SHORT PROBLEM ▸ Restate each of the lines given below, word for word.

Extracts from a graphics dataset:
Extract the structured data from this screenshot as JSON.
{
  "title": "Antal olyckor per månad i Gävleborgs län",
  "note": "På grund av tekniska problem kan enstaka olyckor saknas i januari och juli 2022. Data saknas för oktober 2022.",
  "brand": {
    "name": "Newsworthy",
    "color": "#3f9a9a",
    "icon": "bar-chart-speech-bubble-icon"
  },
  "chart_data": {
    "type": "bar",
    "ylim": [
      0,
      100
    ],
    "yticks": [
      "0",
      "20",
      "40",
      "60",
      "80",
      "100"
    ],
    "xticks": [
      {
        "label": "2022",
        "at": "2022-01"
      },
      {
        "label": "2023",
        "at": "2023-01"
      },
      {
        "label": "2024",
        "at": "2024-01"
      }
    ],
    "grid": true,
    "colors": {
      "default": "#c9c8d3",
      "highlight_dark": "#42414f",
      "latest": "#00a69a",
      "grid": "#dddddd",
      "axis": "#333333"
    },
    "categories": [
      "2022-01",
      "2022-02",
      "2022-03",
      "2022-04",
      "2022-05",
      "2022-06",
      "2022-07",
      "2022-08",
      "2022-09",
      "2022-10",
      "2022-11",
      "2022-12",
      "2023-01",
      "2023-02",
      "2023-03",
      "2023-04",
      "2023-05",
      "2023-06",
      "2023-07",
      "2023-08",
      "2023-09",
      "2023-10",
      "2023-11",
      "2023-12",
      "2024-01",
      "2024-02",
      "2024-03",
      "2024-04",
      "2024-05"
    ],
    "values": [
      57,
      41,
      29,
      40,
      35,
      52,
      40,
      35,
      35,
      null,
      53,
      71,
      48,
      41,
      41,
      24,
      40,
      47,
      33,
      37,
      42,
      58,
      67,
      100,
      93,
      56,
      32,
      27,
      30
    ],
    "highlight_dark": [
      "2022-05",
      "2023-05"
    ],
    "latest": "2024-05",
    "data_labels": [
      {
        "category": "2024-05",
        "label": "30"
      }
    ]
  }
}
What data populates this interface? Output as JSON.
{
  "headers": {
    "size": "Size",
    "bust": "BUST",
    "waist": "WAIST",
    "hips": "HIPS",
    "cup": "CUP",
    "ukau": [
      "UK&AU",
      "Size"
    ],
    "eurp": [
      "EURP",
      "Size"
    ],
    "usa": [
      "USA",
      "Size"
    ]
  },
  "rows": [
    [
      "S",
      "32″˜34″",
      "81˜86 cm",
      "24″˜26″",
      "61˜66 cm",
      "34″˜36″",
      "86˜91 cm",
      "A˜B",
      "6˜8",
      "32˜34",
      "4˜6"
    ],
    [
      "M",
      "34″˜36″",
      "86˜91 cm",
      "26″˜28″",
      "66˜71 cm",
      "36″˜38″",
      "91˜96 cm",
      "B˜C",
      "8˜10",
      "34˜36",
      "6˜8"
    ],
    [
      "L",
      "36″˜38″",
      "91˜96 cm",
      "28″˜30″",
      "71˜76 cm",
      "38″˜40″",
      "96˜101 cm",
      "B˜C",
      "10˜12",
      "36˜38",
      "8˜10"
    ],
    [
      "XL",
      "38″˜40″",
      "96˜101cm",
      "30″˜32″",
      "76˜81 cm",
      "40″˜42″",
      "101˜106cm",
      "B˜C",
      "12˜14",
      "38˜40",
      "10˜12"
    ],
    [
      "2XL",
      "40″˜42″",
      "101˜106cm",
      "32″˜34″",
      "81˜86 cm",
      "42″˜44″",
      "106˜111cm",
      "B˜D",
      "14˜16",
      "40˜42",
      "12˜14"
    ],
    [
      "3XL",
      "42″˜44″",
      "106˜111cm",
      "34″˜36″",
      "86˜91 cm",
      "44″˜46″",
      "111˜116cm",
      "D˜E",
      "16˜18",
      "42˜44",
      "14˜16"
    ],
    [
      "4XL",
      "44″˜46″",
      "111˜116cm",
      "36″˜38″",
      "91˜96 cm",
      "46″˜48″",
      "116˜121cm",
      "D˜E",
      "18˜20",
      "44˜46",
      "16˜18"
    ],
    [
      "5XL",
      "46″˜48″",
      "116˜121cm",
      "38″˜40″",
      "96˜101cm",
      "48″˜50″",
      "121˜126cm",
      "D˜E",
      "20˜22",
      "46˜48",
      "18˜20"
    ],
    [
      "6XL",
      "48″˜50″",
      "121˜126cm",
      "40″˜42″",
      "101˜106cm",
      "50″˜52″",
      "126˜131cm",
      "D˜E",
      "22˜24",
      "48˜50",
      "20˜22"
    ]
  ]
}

SOLUTION TO THIS PROBLEM ▸
Extract the structured data from this screenshot as JSON.
{
  "title": "Antal olyckor per månad i Gävleborgs län",
  "note": "På grund av tekniska problem kan enstaka olyckor saknas i januari och juli 2022. Data saknas för oktober 2022.",
  "brand": {
    "name": "Newsworthy",
    "color": "#3f9a9a",
    "icon": "bar-chart-speech-bubble-icon"
  },
  "chart_data": {
    "type": "bar",
    "ylim": [
      0,
      100
    ],
    "yticks": [
      "0",
      "20",
      "40",
      "60",
      "80",
      "100"
    ],
    "xticks": [
      {
        "label": "2022",
        "at": "2022-01"
      },
      {
        "label": "2023",
        "at": "2023-01"
      },
      {
        "label": "2024",
        "at": "2024-01"
      }
    ],
    "grid": true,
    "colors": {
      "default": "#c9c8d3",
      "highlight_dark": "#42414f",
      "latest": "#00a69a",
      "grid": "#dddddd",
      "axis": "#333333"
    },
    "categories": [
      "2022-01",
      "2022-02",
      "2022-03",
      "2022-04",
      "2022-05",
      "2022-06",
      "2022-07",
      "2022-08",
      "2022-09",
      "2022-10",
      "2022-11",
      "2022-12",
      "2023-01",
      "2023-02",
      "2023-03",
      "2023-04",
      "2023-05",
      "2023-06",
      "2023-07",
      "2023-08",
      "2023-09",
      "2023-10",
      "2023-11",
      "2023-12",
      "2024-01",
      "2024-02",
      "2024-03",
      "2024-04",
      "2024-05"
    ],
    "values": [
      57,
      41,
      29,
      40,
      35,
      52,
      40,
      35,
      35,
      null,
      53,
      71,
      48,
      41,
      41,
      24,
      40,
      47,
      33,
      37,
      42,
      58,
      67,
      100,
      93,
      56,
      32,
      27,
      30
    ],
    "highlight_dark": [
      "2022-05",
      "2023-05"
    ],
    "latest": "2024-05",
    "data_labels": [
      {
        "category": "2024-05",
        "label": "30"
      }
    ]
  }
}
What data populates this interface? Output as JSON.
{
  "headers": {
    "size": "Size",
    "bust": "BUST",
    "waist": "WAIST",
    "hips": "HIPS",
    "cup": "CUP",
    "ukau": [
      "UK&AU",
      "Size"
    ],
    "eurp": [
      "EURP",
      "Size"
    ],
    "usa": [
      "USA",
      "Size"
    ]
  },
  "rows": [
    [
      "S",
      "32″˜34″",
      "81˜86 cm",
      "24″˜26″",
      "61˜66 cm",
      "34″˜36″",
      "86˜91 cm",
      "A˜B",
      "6˜8",
      "32˜34",
      "4˜6"
    ],
    [
      "M",
      "34″˜36″",
      "86˜91 cm",
      "26″˜28″",
      "66˜71 cm",
      "36″˜38″",
      "91˜96 cm",
      "B˜C",
      "8˜10",
      "34˜36",
      "6˜8"
    ],
    [
      "L",
      "36″˜38″",
      "91˜96 cm",
      "28″˜30″",
      "71˜76 cm",
      "38″˜40″",
      "96˜101 cm",
      "B˜C",
      "10˜12",
      "36˜38",
      "8˜10"
    ],
    [
      "XL",
      "38″˜40″",
      "96˜101cm",
      "30″˜32″",
      "76˜81 cm",
      "40″˜42″",
      "101˜106cm",
      "B˜C",
      "12˜14",
      "38˜40",
      "10˜12"
    ],
    [
      "2XL",
      "40″˜42″",
      "101˜106cm",
      "32″˜34″",
      "81˜86 cm",
      "42″˜44″",
      "106˜111cm",
      "B˜D",
      "14˜16",
      "40˜42",
      "12˜14"
    ],
    [
      "3XL",
      "42″˜44″",
      "106˜111cm",
      "34″˜36″",
      "86˜91 cm",
      "44″˜46″",
      "111˜116cm",
      "D˜E",
      "16˜18",
      "42˜44",
      "14˜16"
    ],
    [
      "4XL",
      "44″˜46″",
      "111˜116cm",
      "36″˜38″",
      "91˜96 cm",
      "46″˜48″",
      "116˜121cm",
      "D˜E",
      "18˜20",
      "44˜46",
      "16˜18"
    ],
    [
      "5XL",
      "46″˜48″",
      "116˜121cm",
      "38″˜40″",
      "96˜101cm",
      "48″˜50″",
      "121˜126cm",
      "D˜E",
      "20˜22",
      "46˜48",
      "18˜20"
    ],
    [
      "6XL",
      "48″˜50″",
      "121˜126cm",
      "40″˜42″",
      "101˜106cm",
      "50″˜52″",
      "126˜131cm",
      "D˜E",
      "22˜24",
      "48˜50",
      "20˜22"
    ]
  ]
}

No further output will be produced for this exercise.